= Challenge =
Images are not part of the copy; transcribe all the data exactly.

--- start Material provided ---

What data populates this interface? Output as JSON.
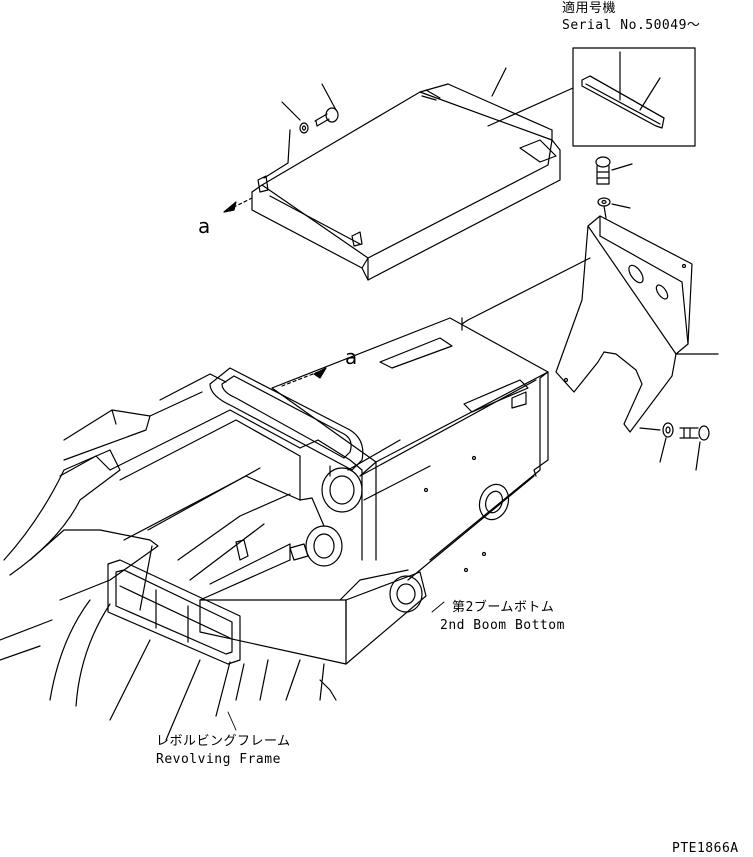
{
  "serial": {
    "jp": "適用号機",
    "en": "Serial No.50049～"
  },
  "labels": {
    "view_a_upper": "a",
    "view_a_lower": "a",
    "boom_bottom_jp": "第2ブームボトム",
    "boom_bottom_en": "2nd Boom Bottom",
    "revolving_frame_jp": "レボルビングフレーム",
    "revolving_frame_en": "Revolving Frame"
  },
  "drawing_code": "PTE1866A"
}
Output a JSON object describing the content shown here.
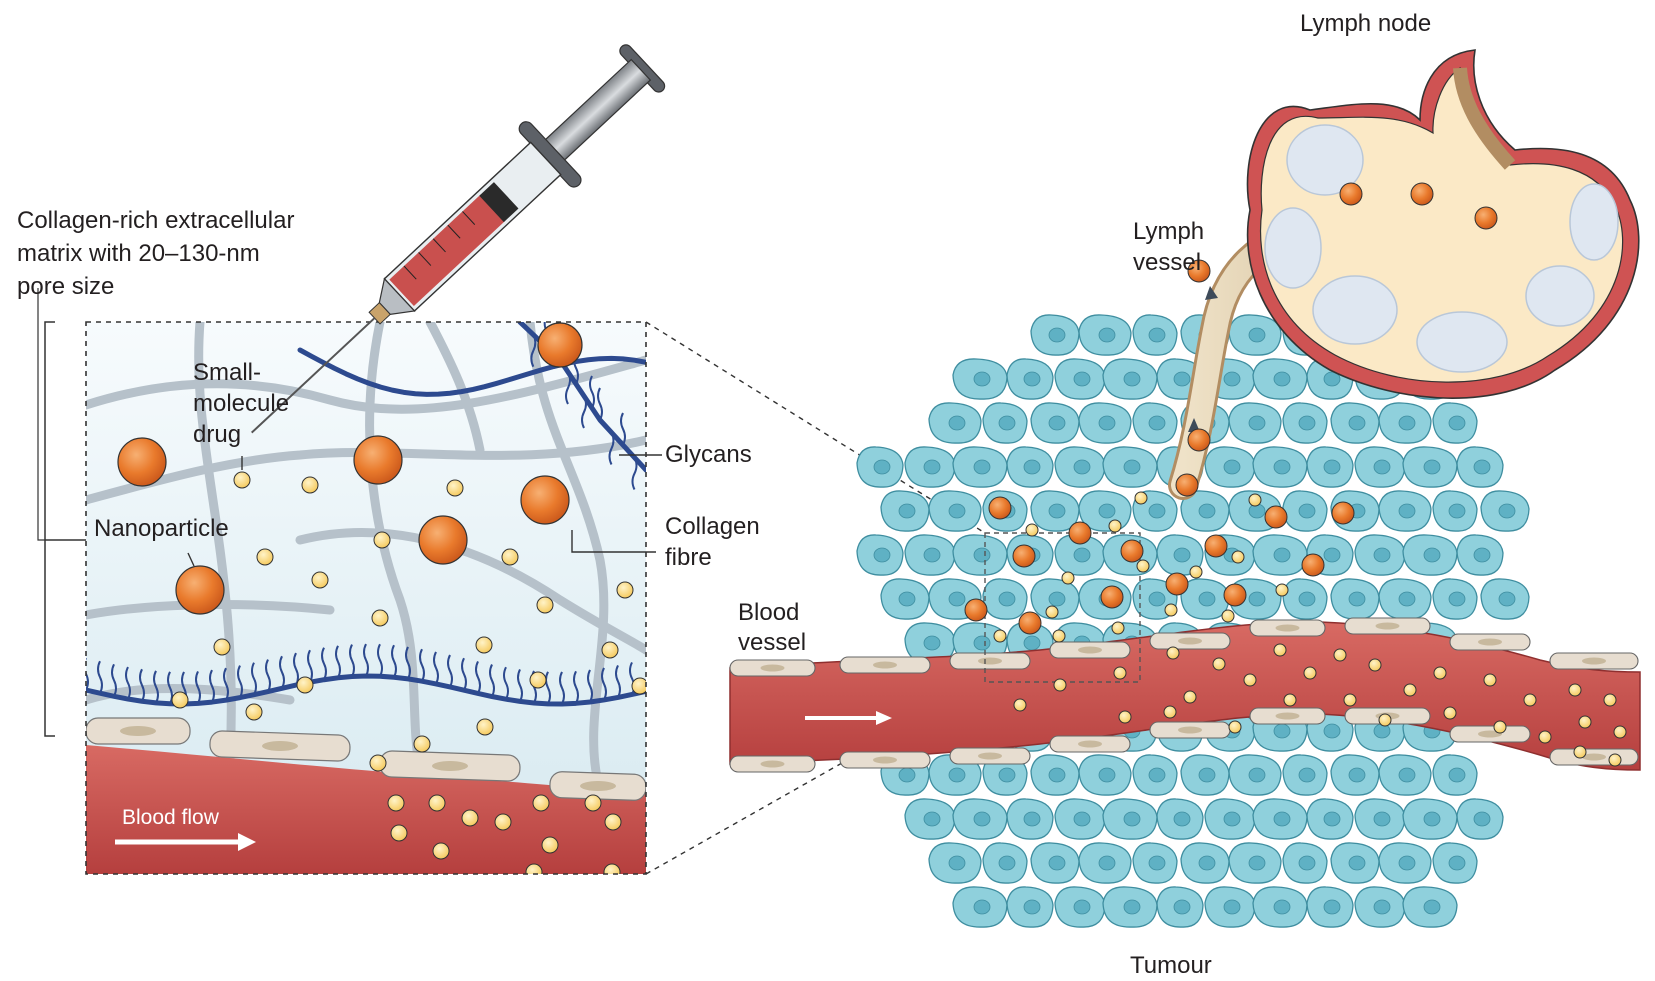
{
  "labels": {
    "ecm_line1": "Collagen-rich extracellular",
    "ecm_line2": "matrix with 20–130-nm",
    "ecm_line3": "pore size",
    "small_molecule_line1": "Small-",
    "small_molecule_line2": "molecule",
    "small_molecule_line3": "drug",
    "nanoparticle": "Nanoparticle",
    "glycans": "Glycans",
    "collagen_line1": "Collagen",
    "collagen_line2": "fibre",
    "blood_flow": "Blood flow",
    "blood_vessel_line1": "Blood",
    "blood_vessel_line2": "vessel",
    "lymph_vessel_line1": "Lymph",
    "lymph_vessel_line2": "vessel",
    "lymph_node": "Lymph node",
    "tumour": "Tumour"
  },
  "colors": {
    "nanoparticle": "#e97a2c",
    "small_molecule": "#fbd982",
    "blood": "#c9504e",
    "tumour_cell": "#8fd0dc",
    "glycan": "#2d4a8f",
    "collagen": "#b7c3cc",
    "ecm_background": "#e4f1f6",
    "endothelium": "#e7ddd0",
    "lymph_node": "#fbe9c6"
  },
  "icons": [
    "syringe-icon",
    "lymph-node-icon",
    "tumour-icon",
    "blood-vessel-icon",
    "nanoparticle-icon",
    "small-molecule-icon"
  ]
}
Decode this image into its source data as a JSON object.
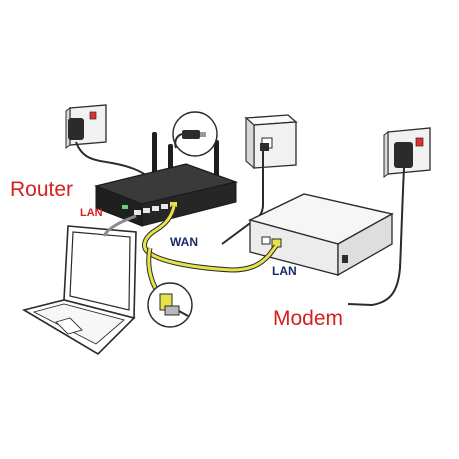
{
  "labels": {
    "router": "Router",
    "modem": "Modem",
    "lan_router": "LAN",
    "wan": "WAN",
    "lan_modem": "LAN"
  },
  "colors": {
    "router_label": "#d42020",
    "modem_label": "#d42020",
    "lan_router_label": "#d42020",
    "wan_label": "#1a2a6c",
    "lan_modem_label": "#1a2a6c",
    "ethernet_cable": "#e6e24a",
    "outline": "#2b2b2b",
    "router_body": "#2a2a2a"
  },
  "icons": {
    "top_inset": "power-plug-icon",
    "bottom_inset": "ethernet-connector-icon"
  }
}
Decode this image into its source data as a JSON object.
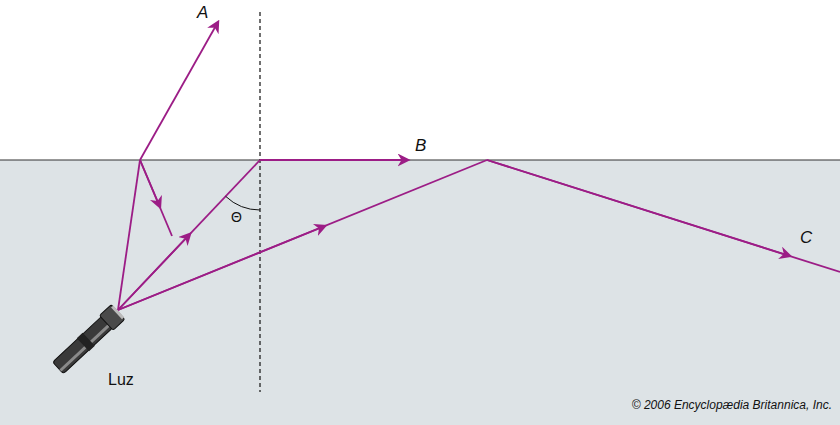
{
  "diagram": {
    "labels": [
      "A",
      "B",
      "C",
      "Θ",
      "Luz",
      "© 2006 Encyclopædia Britannica, Inc."
    ]
  }
}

--- end Material provided ---

= Result below =
What data populates this interface? Output as JSON.
{
  "serial": {
    "jp": "適用号機",
    "en": "Serial No.50049～"
  },
  "labels": {
    "view_a_upper": "a",
    "view_a_lower": "a",
    "boom_bottom_jp": "第2ブームボトム",
    "boom_bottom_en": "2nd Boom Bottom",
    "revolving_frame_jp": "レボルビングフレーム",
    "revolving_frame_en": "Revolving Frame"
  },
  "drawing_code": "PTE1866A"
}
Output a JSON object describing the content shown here.
{
  "labels": {
    "ecm_line1": "Collagen-rich extracellular",
    "ecm_line2": "matrix with 20–130-nm",
    "ecm_line3": "pore size",
    "small_molecule_line1": "Small-",
    "small_molecule_line2": "molecule",
    "small_molecule_line3": "drug",
    "nanoparticle": "Nanoparticle",
    "glycans": "Glycans",
    "collagen_line1": "Collagen",
    "collagen_line2": "fibre",
    "blood_flow": "Blood flow",
    "blood_vessel_line1": "Blood",
    "blood_vessel_line2": "vessel",
    "lymph_vessel_line1": "Lymph",
    "lymph_vessel_line2": "vessel",
    "lymph_node": "Lymph node",
    "tumour": "Tumour"
  },
  "colors": {
    "nanoparticle": "#e97a2c",
    "small_molecule": "#fbd982",
    "blood": "#c9504e",
    "tumour_cell": "#8fd0dc",
    "glycan": "#2d4a8f",
    "collagen": "#b7c3cc",
    "ecm_background": "#e4f1f6",
    "endothelium": "#e7ddd0",
    "lymph_node": "#fbe9c6"
  },
  "icons": [
    "syringe-icon",
    "lymph-node-icon",
    "tumour-icon",
    "blood-vessel-icon",
    "nanoparticle-icon",
    "small-molecule-icon"
  ]
}
Decode this image into its source data as a JSON object.
{
  "labels": {
    "router": "Router",
    "modem": "Modem",
    "lan_router": "LAN",
    "wan": "WAN",
    "lan_modem": "LAN"
  },
  "colors": {
    "router_label": "#d42020",
    "modem_label": "#d42020",
    "lan_router_label": "#d42020",
    "wan_label": "#1a2a6c",
    "lan_modem_label": "#1a2a6c",
    "ethernet_cable": "#e6e24a",
    "outline": "#2b2b2b",
    "router_body": "#2a2a2a"
  },
  "icons": {
    "top_inset": "power-plug-icon",
    "bottom_inset": "ethernet-connector-icon"
  }
}
Decode this image into its source data as a JSON object.
{
  "diagram": {
    "labels": [
      "A",
      "B",
      "C",
      "Θ",
      "Luz",
      "© 2006 Encyclopædia Britannica, Inc."
    ]
  }
}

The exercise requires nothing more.